*What is being asked*.
Take every line that has the string "JSON" and copy it out.

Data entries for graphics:
>>>>>
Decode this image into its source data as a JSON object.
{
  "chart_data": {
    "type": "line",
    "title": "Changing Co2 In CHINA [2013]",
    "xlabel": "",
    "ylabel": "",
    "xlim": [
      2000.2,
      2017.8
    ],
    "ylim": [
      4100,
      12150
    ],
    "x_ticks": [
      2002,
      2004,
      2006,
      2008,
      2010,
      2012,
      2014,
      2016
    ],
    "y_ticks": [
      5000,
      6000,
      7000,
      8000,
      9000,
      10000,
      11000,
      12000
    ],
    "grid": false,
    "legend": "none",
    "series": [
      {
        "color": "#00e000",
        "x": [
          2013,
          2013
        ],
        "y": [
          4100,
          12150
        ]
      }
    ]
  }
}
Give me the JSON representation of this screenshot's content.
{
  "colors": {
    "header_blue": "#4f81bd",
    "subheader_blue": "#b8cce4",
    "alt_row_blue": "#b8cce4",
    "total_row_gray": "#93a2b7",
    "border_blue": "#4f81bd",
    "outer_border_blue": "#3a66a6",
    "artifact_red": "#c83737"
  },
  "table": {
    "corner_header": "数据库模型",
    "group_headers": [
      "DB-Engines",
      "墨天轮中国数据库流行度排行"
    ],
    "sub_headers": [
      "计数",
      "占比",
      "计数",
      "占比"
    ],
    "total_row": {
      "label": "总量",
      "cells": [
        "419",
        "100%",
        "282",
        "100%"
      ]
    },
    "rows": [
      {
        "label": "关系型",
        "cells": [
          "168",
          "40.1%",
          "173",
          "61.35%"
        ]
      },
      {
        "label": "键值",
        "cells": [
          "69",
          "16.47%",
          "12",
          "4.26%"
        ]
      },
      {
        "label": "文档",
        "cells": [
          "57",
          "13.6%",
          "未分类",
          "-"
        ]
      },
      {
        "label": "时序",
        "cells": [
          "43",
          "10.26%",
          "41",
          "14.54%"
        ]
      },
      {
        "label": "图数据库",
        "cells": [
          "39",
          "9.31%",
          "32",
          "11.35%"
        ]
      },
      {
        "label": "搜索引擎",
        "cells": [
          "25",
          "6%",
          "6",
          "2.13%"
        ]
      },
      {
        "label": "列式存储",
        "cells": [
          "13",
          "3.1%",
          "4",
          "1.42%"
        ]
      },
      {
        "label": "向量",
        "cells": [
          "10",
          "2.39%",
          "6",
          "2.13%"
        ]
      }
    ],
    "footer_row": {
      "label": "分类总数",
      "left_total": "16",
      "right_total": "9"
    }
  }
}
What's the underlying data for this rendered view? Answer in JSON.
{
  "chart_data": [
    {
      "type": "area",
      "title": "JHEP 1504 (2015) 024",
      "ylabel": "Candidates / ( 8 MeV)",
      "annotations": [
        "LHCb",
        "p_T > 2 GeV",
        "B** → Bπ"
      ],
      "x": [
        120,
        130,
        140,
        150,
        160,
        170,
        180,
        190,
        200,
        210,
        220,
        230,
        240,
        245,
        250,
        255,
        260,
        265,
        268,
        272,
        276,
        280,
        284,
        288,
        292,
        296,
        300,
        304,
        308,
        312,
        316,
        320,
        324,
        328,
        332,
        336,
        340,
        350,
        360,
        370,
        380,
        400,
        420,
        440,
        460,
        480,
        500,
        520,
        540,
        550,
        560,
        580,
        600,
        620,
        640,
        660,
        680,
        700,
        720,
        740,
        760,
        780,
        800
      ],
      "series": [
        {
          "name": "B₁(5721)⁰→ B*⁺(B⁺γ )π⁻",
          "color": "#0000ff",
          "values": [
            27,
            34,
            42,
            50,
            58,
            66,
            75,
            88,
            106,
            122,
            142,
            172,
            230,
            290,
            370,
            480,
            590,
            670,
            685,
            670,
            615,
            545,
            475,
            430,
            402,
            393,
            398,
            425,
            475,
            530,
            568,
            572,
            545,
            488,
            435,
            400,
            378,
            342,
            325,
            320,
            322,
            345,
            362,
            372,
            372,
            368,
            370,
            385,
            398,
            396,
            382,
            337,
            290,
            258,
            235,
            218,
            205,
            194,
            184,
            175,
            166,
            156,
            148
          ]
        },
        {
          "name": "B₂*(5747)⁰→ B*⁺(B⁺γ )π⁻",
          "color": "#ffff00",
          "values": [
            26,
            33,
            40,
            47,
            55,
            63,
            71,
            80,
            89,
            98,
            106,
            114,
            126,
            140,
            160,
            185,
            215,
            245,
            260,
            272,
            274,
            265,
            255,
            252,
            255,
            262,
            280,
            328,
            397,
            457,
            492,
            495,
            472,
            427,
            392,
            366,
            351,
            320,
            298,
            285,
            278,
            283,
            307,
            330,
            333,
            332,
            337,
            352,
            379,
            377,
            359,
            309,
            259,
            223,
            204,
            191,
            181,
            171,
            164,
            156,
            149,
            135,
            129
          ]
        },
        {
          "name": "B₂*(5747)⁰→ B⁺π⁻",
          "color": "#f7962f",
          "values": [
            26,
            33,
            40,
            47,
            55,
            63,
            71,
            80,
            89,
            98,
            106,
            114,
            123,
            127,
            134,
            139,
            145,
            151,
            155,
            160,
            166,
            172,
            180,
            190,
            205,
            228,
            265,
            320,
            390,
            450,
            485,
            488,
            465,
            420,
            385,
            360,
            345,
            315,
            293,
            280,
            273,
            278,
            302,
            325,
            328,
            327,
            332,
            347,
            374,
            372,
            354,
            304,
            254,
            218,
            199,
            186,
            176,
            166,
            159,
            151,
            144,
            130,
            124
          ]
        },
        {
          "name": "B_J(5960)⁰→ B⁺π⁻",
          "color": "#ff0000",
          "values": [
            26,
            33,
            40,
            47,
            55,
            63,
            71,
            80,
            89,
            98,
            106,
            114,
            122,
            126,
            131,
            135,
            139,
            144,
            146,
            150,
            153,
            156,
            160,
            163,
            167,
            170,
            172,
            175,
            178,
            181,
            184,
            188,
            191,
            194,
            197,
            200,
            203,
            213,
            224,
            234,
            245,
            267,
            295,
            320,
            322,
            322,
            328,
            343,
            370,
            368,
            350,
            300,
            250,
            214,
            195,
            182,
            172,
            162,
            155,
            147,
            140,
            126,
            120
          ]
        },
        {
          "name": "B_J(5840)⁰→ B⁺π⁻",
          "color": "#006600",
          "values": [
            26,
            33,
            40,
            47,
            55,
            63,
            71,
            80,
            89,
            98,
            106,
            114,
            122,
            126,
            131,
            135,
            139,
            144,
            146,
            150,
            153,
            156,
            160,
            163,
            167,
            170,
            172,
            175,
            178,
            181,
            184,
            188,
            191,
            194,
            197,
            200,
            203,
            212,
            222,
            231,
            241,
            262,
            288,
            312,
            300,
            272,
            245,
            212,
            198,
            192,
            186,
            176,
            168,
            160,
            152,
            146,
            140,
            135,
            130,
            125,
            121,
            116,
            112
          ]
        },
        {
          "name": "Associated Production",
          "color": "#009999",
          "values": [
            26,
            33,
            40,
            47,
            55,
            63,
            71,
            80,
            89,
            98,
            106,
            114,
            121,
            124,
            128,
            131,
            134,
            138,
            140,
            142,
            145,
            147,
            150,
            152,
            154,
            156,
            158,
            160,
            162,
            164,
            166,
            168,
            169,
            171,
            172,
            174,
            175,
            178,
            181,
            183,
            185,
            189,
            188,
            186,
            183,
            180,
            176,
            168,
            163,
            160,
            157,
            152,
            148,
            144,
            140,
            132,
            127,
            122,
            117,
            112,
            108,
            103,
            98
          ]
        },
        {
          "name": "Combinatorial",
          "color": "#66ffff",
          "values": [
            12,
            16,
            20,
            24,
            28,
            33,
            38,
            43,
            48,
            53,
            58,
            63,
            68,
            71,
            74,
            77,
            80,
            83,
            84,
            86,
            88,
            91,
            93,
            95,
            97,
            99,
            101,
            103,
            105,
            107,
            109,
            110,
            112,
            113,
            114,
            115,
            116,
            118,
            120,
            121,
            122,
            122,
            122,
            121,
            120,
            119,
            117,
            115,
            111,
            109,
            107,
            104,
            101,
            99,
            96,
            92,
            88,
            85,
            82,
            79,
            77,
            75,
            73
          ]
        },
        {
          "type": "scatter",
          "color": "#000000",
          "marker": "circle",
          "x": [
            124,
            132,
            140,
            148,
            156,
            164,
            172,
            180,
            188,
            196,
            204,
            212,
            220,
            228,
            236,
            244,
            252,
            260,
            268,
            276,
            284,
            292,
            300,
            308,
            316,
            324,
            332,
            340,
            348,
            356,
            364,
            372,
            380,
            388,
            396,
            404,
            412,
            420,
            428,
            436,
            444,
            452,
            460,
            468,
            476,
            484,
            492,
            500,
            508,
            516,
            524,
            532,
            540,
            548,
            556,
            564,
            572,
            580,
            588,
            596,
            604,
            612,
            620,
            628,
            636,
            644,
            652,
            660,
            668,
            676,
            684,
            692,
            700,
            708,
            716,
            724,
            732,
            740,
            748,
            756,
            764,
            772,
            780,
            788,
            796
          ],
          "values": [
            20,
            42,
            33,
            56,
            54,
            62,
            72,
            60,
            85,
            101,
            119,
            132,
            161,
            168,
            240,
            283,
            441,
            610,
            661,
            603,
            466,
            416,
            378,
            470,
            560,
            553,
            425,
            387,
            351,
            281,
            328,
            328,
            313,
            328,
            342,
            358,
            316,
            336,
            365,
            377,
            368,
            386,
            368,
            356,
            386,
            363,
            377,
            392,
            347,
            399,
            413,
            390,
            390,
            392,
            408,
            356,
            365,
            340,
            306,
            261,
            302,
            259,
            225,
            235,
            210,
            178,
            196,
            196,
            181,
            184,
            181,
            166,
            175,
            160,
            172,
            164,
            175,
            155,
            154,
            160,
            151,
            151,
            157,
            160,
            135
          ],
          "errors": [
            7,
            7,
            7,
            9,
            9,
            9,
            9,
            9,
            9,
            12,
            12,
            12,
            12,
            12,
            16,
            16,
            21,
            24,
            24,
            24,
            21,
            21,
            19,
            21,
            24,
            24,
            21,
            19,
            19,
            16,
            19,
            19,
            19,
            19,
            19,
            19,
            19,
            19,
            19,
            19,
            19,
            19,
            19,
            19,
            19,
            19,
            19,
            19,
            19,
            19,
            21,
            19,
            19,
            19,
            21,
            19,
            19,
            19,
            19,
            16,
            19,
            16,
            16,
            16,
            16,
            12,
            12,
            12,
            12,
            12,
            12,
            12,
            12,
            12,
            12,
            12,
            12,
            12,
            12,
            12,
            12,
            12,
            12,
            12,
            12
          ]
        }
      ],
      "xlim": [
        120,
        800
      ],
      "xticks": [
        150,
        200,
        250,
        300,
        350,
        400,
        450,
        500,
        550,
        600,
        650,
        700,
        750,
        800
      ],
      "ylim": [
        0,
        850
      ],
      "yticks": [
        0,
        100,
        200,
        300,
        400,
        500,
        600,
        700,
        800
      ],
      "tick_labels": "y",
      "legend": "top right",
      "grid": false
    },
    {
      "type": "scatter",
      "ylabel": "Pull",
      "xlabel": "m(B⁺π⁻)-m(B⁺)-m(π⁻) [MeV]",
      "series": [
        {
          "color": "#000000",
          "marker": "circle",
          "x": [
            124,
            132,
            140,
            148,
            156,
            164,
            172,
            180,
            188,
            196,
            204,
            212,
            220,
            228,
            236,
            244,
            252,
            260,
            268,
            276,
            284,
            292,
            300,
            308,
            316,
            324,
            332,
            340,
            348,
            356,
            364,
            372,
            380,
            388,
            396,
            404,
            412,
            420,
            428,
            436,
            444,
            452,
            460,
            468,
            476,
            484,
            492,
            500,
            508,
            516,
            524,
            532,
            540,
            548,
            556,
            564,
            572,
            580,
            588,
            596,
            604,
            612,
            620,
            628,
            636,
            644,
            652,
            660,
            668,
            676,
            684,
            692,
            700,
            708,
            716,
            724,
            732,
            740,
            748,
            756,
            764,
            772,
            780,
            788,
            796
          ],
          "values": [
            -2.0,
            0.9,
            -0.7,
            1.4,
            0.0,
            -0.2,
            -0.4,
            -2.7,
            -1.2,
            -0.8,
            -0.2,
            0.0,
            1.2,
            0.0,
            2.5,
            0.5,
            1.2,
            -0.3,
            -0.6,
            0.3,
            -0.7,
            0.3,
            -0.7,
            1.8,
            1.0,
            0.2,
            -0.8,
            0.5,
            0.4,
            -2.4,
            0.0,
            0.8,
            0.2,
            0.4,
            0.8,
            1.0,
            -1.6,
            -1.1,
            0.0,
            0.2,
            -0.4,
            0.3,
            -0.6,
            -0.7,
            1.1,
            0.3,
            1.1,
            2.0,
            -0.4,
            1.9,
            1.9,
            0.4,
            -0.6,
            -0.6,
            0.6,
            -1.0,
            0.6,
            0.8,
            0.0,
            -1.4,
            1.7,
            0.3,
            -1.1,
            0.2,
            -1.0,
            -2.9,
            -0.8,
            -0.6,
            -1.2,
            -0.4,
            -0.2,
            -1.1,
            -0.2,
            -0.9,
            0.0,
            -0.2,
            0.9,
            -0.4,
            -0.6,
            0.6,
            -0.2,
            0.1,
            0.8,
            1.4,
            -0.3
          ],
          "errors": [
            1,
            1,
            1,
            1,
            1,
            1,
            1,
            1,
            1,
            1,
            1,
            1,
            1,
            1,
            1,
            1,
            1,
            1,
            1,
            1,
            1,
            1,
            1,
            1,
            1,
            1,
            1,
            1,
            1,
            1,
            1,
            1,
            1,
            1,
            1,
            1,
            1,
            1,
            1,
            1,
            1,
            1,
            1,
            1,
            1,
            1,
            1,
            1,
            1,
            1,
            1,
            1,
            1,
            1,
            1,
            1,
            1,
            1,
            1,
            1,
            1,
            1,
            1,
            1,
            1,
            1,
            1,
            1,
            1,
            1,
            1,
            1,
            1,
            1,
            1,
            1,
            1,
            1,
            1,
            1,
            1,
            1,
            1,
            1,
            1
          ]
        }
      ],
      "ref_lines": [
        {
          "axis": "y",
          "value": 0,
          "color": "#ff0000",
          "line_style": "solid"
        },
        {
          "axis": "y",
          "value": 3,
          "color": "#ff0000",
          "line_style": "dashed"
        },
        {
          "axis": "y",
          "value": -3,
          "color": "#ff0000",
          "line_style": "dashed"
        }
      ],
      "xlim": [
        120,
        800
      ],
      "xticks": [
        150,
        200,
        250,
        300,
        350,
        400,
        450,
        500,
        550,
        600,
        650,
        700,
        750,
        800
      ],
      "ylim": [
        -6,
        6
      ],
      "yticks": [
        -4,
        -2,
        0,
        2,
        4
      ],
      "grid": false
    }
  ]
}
<<<<<
*Answer*.
Decode this image into its source data as a JSON object.
Give me the JSON representation of this screenshot's content.
What's the underlying data for this rendered view? Answer in JSON.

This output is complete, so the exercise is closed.